EXERCISE DETAILS:
Your task is to print the material below exactly as presented.

** Start DATA ENTRIES **

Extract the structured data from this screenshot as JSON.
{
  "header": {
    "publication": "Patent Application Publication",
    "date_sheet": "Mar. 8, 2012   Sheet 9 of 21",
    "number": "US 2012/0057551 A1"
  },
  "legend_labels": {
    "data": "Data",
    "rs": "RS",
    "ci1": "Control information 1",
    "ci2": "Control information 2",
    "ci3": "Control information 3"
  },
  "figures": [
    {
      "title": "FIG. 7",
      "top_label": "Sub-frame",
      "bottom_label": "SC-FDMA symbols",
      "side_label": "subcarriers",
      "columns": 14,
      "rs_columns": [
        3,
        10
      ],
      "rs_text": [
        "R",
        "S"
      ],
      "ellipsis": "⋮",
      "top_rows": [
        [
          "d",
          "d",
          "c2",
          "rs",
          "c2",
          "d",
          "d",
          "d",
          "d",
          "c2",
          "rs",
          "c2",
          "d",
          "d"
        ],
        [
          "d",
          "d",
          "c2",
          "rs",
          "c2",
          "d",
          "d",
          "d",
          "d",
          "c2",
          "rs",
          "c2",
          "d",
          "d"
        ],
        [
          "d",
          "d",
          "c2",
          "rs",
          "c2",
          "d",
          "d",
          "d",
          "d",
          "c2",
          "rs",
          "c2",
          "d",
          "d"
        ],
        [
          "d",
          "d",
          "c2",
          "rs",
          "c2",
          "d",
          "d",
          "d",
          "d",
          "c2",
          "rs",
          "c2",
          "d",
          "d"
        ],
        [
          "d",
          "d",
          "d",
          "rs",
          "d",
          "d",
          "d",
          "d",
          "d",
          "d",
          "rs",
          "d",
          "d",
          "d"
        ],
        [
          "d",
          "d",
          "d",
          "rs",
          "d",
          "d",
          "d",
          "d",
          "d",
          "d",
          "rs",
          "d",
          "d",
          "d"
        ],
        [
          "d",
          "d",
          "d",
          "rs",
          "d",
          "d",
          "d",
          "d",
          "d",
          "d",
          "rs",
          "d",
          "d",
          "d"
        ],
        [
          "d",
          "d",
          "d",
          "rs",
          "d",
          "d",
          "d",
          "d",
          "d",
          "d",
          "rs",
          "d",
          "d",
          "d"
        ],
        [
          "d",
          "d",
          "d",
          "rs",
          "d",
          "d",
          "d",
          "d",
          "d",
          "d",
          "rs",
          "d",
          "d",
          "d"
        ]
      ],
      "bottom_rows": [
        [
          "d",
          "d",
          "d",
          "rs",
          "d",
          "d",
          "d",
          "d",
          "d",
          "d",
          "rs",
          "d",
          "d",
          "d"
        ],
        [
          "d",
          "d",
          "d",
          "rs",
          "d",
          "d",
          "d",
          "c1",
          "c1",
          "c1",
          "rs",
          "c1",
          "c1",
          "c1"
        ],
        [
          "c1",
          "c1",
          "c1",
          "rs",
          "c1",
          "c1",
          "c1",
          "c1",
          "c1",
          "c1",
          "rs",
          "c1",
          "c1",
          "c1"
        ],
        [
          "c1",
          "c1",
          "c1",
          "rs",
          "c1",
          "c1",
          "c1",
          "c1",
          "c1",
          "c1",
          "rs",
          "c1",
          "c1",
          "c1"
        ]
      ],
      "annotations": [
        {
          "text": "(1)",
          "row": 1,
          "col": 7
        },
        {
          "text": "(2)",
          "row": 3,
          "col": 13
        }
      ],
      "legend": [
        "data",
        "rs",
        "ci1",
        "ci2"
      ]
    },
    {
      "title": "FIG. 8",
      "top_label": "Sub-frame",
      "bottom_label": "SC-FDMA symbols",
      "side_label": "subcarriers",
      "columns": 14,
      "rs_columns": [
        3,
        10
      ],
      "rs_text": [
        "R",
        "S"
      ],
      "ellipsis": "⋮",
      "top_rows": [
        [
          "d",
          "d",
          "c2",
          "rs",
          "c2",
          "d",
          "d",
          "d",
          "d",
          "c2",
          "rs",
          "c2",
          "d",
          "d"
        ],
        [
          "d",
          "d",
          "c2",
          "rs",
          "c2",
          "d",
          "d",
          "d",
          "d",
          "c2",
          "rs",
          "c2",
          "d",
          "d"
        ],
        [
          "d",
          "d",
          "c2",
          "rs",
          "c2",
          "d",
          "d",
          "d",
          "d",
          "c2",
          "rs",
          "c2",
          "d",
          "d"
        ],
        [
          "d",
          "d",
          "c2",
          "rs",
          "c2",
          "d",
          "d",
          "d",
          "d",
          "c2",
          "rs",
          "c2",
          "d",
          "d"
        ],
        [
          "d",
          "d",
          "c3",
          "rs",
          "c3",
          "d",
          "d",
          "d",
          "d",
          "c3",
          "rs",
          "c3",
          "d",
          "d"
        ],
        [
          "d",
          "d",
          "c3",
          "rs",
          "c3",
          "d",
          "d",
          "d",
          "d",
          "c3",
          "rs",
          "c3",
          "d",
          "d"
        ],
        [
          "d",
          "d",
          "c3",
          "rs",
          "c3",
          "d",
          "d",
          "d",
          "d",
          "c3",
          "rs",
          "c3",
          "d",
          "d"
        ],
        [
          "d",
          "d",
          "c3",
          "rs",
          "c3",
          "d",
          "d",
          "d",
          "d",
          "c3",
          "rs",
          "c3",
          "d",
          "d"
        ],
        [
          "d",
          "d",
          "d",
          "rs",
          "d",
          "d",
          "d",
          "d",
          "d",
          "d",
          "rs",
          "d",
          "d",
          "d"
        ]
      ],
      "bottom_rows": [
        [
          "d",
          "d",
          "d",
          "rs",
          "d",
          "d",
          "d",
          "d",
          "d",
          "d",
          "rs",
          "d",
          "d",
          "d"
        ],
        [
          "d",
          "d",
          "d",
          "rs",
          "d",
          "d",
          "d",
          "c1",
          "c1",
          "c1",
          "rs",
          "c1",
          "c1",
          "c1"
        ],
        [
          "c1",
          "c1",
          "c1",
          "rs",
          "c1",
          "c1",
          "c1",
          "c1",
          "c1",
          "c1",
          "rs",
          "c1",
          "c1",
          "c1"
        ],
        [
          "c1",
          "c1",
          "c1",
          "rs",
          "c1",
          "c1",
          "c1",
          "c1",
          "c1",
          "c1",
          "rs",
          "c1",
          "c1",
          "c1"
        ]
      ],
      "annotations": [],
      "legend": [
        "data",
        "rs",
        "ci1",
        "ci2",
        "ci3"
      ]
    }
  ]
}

** End DATA ENTRIES **

PROBLEM SOLUTION:
Extract the structured data from this screenshot as JSON.
{
  "header": {
    "publication": "Patent Application Publication",
    "date_sheet": "Mar. 8, 2012   Sheet 9 of 21",
    "number": "US 2012/0057551 A1"
  },
  "legend_labels": {
    "data": "Data",
    "rs": "RS",
    "ci1": "Control information 1",
    "ci2": "Control information 2",
    "ci3": "Control information 3"
  },
  "figures": [
    {
      "title": "FIG. 7",
      "top_label": "Sub-frame",
      "bottom_label": "SC-FDMA symbols",
      "side_label": "subcarriers",
      "columns": 14,
      "rs_columns": [
        3,
        10
      ],
      "rs_text": [
        "R",
        "S"
      ],
      "ellipsis": "⋮",
      "top_rows": [
        [
          "d",
          "d",
          "c2",
          "rs",
          "c2",
          "d",
          "d",
          "d",
          "d",
          "c2",
          "rs",
          "c2",
          "d",
          "d"
        ],
        [
          "d",
          "d",
          "c2",
          "rs",
          "c2",
          "d",
          "d",
          "d",
          "d",
          "c2",
          "rs",
          "c2",
          "d",
          "d"
        ],
        [
          "d",
          "d",
          "c2",
          "rs",
          "c2",
          "d",
          "d",
          "d",
          "d",
          "c2",
          "rs",
          "c2",
          "d",
          "d"
        ],
        [
          "d",
          "d",
          "c2",
          "rs",
          "c2",
          "d",
          "d",
          "d",
          "d",
          "c2",
          "rs",
          "c2",
          "d",
          "d"
        ],
        [
          "d",
          "d",
          "d",
          "rs",
          "d",
          "d",
          "d",
          "d",
          "d",
          "d",
          "rs",
          "d",
          "d",
          "d"
        ],
        [
          "d",
          "d",
          "d",
          "rs",
          "d",
          "d",
          "d",
          "d",
          "d",
          "d",
          "rs",
          "d",
          "d",
          "d"
        ],
        [
          "d",
          "d",
          "d",
          "rs",
          "d",
          "d",
          "d",
          "d",
          "d",
          "d",
          "rs",
          "d",
          "d",
          "d"
        ],
        [
          "d",
          "d",
          "d",
          "rs",
          "d",
          "d",
          "d",
          "d",
          "d",
          "d",
          "rs",
          "d",
          "d",
          "d"
        ],
        [
          "d",
          "d",
          "d",
          "rs",
          "d",
          "d",
          "d",
          "d",
          "d",
          "d",
          "rs",
          "d",
          "d",
          "d"
        ]
      ],
      "bottom_rows": [
        [
          "d",
          "d",
          "d",
          "rs",
          "d",
          "d",
          "d",
          "d",
          "d",
          "d",
          "rs",
          "d",
          "d",
          "d"
        ],
        [
          "d",
          "d",
          "d",
          "rs",
          "d",
          "d",
          "d",
          "c1",
          "c1",
          "c1",
          "rs",
          "c1",
          "c1",
          "c1"
        ],
        [
          "c1",
          "c1",
          "c1",
          "rs",
          "c1",
          "c1",
          "c1",
          "c1",
          "c1",
          "c1",
          "rs",
          "c1",
          "c1",
          "c1"
        ],
        [
          "c1",
          "c1",
          "c1",
          "rs",
          "c1",
          "c1",
          "c1",
          "c1",
          "c1",
          "c1",
          "rs",
          "c1",
          "c1",
          "c1"
        ]
      ],
      "annotations": [
        {
          "text": "(1)",
          "row": 1,
          "col": 7
        },
        {
          "text": "(2)",
          "row": 3,
          "col": 13
        }
      ],
      "legend": [
        "data",
        "rs",
        "ci1",
        "ci2"
      ]
    },
    {
      "title": "FIG. 8",
      "top_label": "Sub-frame",
      "bottom_label": "SC-FDMA symbols",
      "side_label": "subcarriers",
      "columns": 14,
      "rs_columns": [
        3,
        10
      ],
      "rs_text": [
        "R",
        "S"
      ],
      "ellipsis": "⋮",
      "top_rows": [
        [
          "d",
          "d",
          "c2",
          "rs",
          "c2",
          "d",
          "d",
          "d",
          "d",
          "c2",
          "rs",
          "c2",
          "d",
          "d"
        ],
        [
          "d",
          "d",
          "c2",
          "rs",
          "c2",
          "d",
          "d",
          "d",
          "d",
          "c2",
          "rs",
          "c2",
          "d",
          "d"
        ],
        [
          "d",
          "d",
          "c2",
          "rs",
          "c2",
          "d",
          "d",
          "d",
          "d",
          "c2",
          "rs",
          "c2",
          "d",
          "d"
        ],
        [
          "d",
          "d",
          "c2",
          "rs",
          "c2",
          "d",
          "d",
          "d",
          "d",
          "c2",
          "rs",
          "c2",
          "d",
          "d"
        ],
        [
          "d",
          "d",
          "c3",
          "rs",
          "c3",
          "d",
          "d",
          "d",
          "d",
          "c3",
          "rs",
          "c3",
          "d",
          "d"
        ],
        [
          "d",
          "d",
          "c3",
          "rs",
          "c3",
          "d",
          "d",
          "d",
          "d",
          "c3",
          "rs",
          "c3",
          "d",
          "d"
        ],
        [
          "d",
          "d",
          "c3",
          "rs",
          "c3",
          "d",
          "d",
          "d",
          "d",
          "c3",
          "rs",
          "c3",
          "d",
          "d"
        ],
        [
          "d",
          "d",
          "c3",
          "rs",
          "c3",
          "d",
          "d",
          "d",
          "d",
          "c3",
          "rs",
          "c3",
          "d",
          "d"
        ],
        [
          "d",
          "d",
          "d",
          "rs",
          "d",
          "d",
          "d",
          "d",
          "d",
          "d",
          "rs",
          "d",
          "d",
          "d"
        ]
      ],
      "bottom_rows": [
        [
          "d",
          "d",
          "d",
          "rs",
          "d",
          "d",
          "d",
          "d",
          "d",
          "d",
          "rs",
          "d",
          "d",
          "d"
        ],
        [
          "d",
          "d",
          "d",
          "rs",
          "d",
          "d",
          "d",
          "c1",
          "c1",
          "c1",
          "rs",
          "c1",
          "c1",
          "c1"
        ],
        [
          "c1",
          "c1",
          "c1",
          "rs",
          "c1",
          "c1",
          "c1",
          "c1",
          "c1",
          "c1",
          "rs",
          "c1",
          "c1",
          "c1"
        ],
        [
          "c1",
          "c1",
          "c1",
          "rs",
          "c1",
          "c1",
          "c1",
          "c1",
          "c1",
          "c1",
          "rs",
          "c1",
          "c1",
          "c1"
        ]
      ],
      "annotations": [],
      "legend": [
        "data",
        "rs",
        "ci1",
        "ci2",
        "ci3"
      ]
    }
  ]
}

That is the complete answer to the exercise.